— OBJECTIVE —
Print the records below word for word, but leave out the pictures.

start

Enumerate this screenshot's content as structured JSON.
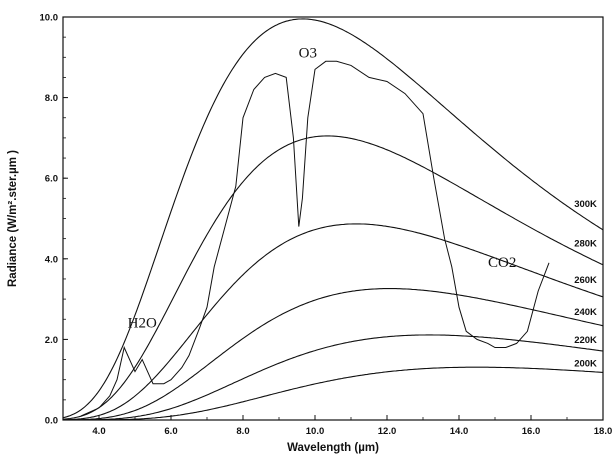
{
  "chart_data": {
    "type": "line",
    "xlabel": "Wavelength (µm)",
    "ylabel": "Radiance (W/m².ster.µm )",
    "xlim": [
      3.0,
      18.0
    ],
    "ylim": [
      0.0,
      10.0
    ],
    "x_ticks": [
      "4.0",
      "6.0",
      "8.0",
      "10.0",
      "12.0",
      "14.0",
      "16.0",
      "18.0"
    ],
    "y_ticks": [
      "0.0",
      "2.0",
      "4.0",
      "6.0",
      "8.0",
      "10.0"
    ],
    "grid": false,
    "blackbody_series": [
      {
        "name": "300K",
        "temperature": 300
      },
      {
        "name": "280K",
        "temperature": 280
      },
      {
        "name": "260K",
        "temperature": 260
      },
      {
        "name": "240K",
        "temperature": 240
      },
      {
        "name": "220K",
        "temperature": 220
      },
      {
        "name": "200K",
        "temperature": 200
      }
    ],
    "measured_spectrum": {
      "x": [
        3.5,
        4.0,
        4.3,
        4.5,
        4.7,
        5.0,
        5.2,
        5.5,
        5.8,
        6.0,
        6.3,
        6.5,
        6.8,
        7.0,
        7.2,
        7.5,
        7.8,
        8.0,
        8.3,
        8.6,
        8.9,
        9.2,
        9.4,
        9.55,
        9.65,
        9.8,
        10.0,
        10.3,
        10.6,
        11.0,
        11.5,
        12.0,
        12.5,
        13.0,
        13.3,
        13.6,
        13.8,
        14.0,
        14.2,
        14.5,
        14.8,
        15.0,
        15.3,
        15.6,
        15.9,
        16.2,
        16.5
      ],
      "y": [
        0.1,
        0.3,
        0.6,
        1.0,
        1.8,
        1.2,
        1.5,
        0.9,
        0.9,
        1.0,
        1.3,
        1.6,
        2.3,
        2.8,
        3.8,
        4.8,
        5.8,
        7.5,
        8.2,
        8.5,
        8.6,
        8.5,
        7.0,
        4.8,
        5.5,
        7.5,
        8.7,
        8.9,
        8.9,
        8.8,
        8.5,
        8.4,
        8.1,
        7.6,
        6.0,
        4.5,
        3.8,
        2.8,
        2.2,
        2.0,
        1.9,
        1.8,
        1.8,
        1.9,
        2.2,
        3.2,
        3.9
      ]
    },
    "annotations": [
      {
        "text": "O3",
        "x": 9.8,
        "y": 9.0
      },
      {
        "text": "H2O",
        "x": 5.2,
        "y": 2.3
      },
      {
        "text": "CO2",
        "x": 15.2,
        "y": 3.8
      }
    ]
  }
}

end

— RESULT FOR THIS TASK —
Enumerate this screenshot's content as structured JSON.
{
  "chart_data": {
    "type": "line",
    "xlabel": "Wavelength (µm)",
    "ylabel": "Radiance (W/m².ster.µm )",
    "xlim": [
      3.0,
      18.0
    ],
    "ylim": [
      0.0,
      10.0
    ],
    "x_ticks": [
      "4.0",
      "6.0",
      "8.0",
      "10.0",
      "12.0",
      "14.0",
      "16.0",
      "18.0"
    ],
    "y_ticks": [
      "0.0",
      "2.0",
      "4.0",
      "6.0",
      "8.0",
      "10.0"
    ],
    "grid": false,
    "blackbody_series": [
      {
        "name": "300K",
        "temperature": 300
      },
      {
        "name": "280K",
        "temperature": 280
      },
      {
        "name": "260K",
        "temperature": 260
      },
      {
        "name": "240K",
        "temperature": 240
      },
      {
        "name": "220K",
        "temperature": 220
      },
      {
        "name": "200K",
        "temperature": 200
      }
    ],
    "measured_spectrum": {
      "x": [
        3.5,
        4.0,
        4.3,
        4.5,
        4.7,
        5.0,
        5.2,
        5.5,
        5.8,
        6.0,
        6.3,
        6.5,
        6.8,
        7.0,
        7.2,
        7.5,
        7.8,
        8.0,
        8.3,
        8.6,
        8.9,
        9.2,
        9.4,
        9.55,
        9.65,
        9.8,
        10.0,
        10.3,
        10.6,
        11.0,
        11.5,
        12.0,
        12.5,
        13.0,
        13.3,
        13.6,
        13.8,
        14.0,
        14.2,
        14.5,
        14.8,
        15.0,
        15.3,
        15.6,
        15.9,
        16.2,
        16.5
      ],
      "y": [
        0.1,
        0.3,
        0.6,
        1.0,
        1.8,
        1.2,
        1.5,
        0.9,
        0.9,
        1.0,
        1.3,
        1.6,
        2.3,
        2.8,
        3.8,
        4.8,
        5.8,
        7.5,
        8.2,
        8.5,
        8.6,
        8.5,
        7.0,
        4.8,
        5.5,
        7.5,
        8.7,
        8.9,
        8.9,
        8.8,
        8.5,
        8.4,
        8.1,
        7.6,
        6.0,
        4.5,
        3.8,
        2.8,
        2.2,
        2.0,
        1.9,
        1.8,
        1.8,
        1.9,
        2.2,
        3.2,
        3.9
      ]
    },
    "annotations": [
      {
        "text": "O3",
        "x": 9.8,
        "y": 9.0
      },
      {
        "text": "H2O",
        "x": 5.2,
        "y": 2.3
      },
      {
        "text": "CO2",
        "x": 15.2,
        "y": 3.8
      }
    ]
  }
}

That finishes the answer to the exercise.